Copy each line below in which the word "name" occurs.

━━━━━ Supplied material ━━━━━

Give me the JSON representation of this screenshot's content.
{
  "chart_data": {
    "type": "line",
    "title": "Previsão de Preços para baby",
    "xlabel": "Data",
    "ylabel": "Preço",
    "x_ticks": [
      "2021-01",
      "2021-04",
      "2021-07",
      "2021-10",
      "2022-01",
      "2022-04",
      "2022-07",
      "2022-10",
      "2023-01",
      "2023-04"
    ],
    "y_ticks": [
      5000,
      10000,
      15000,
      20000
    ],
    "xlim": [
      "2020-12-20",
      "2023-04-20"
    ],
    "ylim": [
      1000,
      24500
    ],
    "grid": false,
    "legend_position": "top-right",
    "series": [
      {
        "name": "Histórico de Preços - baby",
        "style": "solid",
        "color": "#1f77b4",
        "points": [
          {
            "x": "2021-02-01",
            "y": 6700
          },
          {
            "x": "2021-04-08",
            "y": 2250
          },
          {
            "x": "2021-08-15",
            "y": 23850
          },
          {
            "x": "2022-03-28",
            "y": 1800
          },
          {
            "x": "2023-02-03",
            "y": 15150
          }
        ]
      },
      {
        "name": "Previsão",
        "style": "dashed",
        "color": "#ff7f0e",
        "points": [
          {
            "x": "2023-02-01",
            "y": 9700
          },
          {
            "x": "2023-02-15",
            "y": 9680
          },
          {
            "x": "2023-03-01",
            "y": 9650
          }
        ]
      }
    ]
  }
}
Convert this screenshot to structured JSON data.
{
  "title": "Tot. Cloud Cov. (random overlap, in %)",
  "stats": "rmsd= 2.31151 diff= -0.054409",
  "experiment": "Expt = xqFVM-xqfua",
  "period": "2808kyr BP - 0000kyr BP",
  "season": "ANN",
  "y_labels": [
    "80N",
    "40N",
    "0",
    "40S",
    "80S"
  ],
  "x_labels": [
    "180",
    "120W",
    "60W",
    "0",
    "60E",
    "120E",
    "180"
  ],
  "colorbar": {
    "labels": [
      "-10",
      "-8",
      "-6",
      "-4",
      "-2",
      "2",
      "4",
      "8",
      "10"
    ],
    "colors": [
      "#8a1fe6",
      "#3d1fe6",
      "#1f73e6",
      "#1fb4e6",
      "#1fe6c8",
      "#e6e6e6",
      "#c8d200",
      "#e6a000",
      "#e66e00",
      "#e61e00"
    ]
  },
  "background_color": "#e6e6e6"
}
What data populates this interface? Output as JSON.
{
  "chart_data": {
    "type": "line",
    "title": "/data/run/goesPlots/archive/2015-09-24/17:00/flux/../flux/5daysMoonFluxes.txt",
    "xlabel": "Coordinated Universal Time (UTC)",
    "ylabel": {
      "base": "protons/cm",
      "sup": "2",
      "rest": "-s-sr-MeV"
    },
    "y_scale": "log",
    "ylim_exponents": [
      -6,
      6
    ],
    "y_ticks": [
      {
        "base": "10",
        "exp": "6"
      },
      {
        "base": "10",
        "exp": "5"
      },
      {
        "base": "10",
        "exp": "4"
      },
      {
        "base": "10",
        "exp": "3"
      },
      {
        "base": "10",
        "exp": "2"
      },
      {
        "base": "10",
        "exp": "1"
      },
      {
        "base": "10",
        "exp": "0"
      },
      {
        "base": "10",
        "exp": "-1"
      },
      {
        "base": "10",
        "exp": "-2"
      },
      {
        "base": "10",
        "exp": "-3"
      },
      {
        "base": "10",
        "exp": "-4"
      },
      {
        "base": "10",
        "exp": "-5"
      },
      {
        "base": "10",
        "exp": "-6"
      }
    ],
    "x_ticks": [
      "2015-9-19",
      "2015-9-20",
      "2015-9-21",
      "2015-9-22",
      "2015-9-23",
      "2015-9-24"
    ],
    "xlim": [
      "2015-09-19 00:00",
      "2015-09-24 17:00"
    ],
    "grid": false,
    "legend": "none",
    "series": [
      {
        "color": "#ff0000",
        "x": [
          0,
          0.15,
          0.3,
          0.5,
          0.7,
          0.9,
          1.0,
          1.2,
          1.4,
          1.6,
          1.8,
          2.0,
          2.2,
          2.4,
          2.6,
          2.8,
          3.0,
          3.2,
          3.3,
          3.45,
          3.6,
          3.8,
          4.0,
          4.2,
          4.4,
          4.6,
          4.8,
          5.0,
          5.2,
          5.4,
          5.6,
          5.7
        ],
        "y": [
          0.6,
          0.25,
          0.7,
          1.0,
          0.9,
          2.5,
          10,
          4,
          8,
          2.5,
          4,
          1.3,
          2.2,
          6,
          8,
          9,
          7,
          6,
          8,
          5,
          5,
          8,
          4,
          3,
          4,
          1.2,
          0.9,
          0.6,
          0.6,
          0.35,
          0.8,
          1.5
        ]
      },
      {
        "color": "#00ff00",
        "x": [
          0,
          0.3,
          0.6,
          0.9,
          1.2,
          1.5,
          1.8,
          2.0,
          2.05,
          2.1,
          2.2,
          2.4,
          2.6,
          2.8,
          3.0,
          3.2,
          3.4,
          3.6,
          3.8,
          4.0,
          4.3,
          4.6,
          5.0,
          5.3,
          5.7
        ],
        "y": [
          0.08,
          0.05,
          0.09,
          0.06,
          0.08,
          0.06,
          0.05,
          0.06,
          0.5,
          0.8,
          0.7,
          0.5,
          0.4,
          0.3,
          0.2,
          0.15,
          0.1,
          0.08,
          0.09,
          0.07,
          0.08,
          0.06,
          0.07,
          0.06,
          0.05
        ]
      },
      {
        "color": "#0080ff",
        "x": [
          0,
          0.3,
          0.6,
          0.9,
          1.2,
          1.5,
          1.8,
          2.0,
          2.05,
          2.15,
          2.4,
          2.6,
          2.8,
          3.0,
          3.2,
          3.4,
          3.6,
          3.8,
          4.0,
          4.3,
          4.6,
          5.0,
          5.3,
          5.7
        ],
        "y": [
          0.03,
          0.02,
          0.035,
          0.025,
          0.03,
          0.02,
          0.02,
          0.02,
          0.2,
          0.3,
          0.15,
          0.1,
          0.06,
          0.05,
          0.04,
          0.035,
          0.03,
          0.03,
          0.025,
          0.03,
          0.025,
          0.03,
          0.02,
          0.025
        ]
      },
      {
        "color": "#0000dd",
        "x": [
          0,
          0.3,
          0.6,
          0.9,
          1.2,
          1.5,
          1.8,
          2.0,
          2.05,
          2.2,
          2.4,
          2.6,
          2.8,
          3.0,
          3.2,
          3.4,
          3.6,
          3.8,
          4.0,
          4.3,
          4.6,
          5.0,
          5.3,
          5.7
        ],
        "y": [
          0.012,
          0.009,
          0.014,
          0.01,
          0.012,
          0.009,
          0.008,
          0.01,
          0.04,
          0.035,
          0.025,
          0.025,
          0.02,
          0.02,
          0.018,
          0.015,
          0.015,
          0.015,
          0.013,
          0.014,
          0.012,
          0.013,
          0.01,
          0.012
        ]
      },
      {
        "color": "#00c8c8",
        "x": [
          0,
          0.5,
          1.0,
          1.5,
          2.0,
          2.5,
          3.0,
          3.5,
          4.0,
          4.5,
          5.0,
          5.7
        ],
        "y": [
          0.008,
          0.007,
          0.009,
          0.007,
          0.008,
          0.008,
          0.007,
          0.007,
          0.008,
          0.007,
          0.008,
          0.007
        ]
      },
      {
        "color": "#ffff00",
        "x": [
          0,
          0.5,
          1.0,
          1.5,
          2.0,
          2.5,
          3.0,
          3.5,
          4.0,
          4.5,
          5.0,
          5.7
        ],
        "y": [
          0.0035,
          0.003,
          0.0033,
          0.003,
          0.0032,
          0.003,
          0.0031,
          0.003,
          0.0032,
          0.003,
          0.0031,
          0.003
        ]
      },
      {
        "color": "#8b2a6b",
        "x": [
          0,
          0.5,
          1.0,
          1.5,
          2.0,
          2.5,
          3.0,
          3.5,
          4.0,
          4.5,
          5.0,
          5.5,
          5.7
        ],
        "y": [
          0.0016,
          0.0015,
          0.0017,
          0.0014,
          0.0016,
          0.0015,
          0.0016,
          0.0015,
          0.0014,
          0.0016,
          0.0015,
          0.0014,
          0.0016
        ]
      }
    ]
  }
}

━━━━━

In response »
        "name": "Histórico de Preços - baby",
        "name": "Previsão",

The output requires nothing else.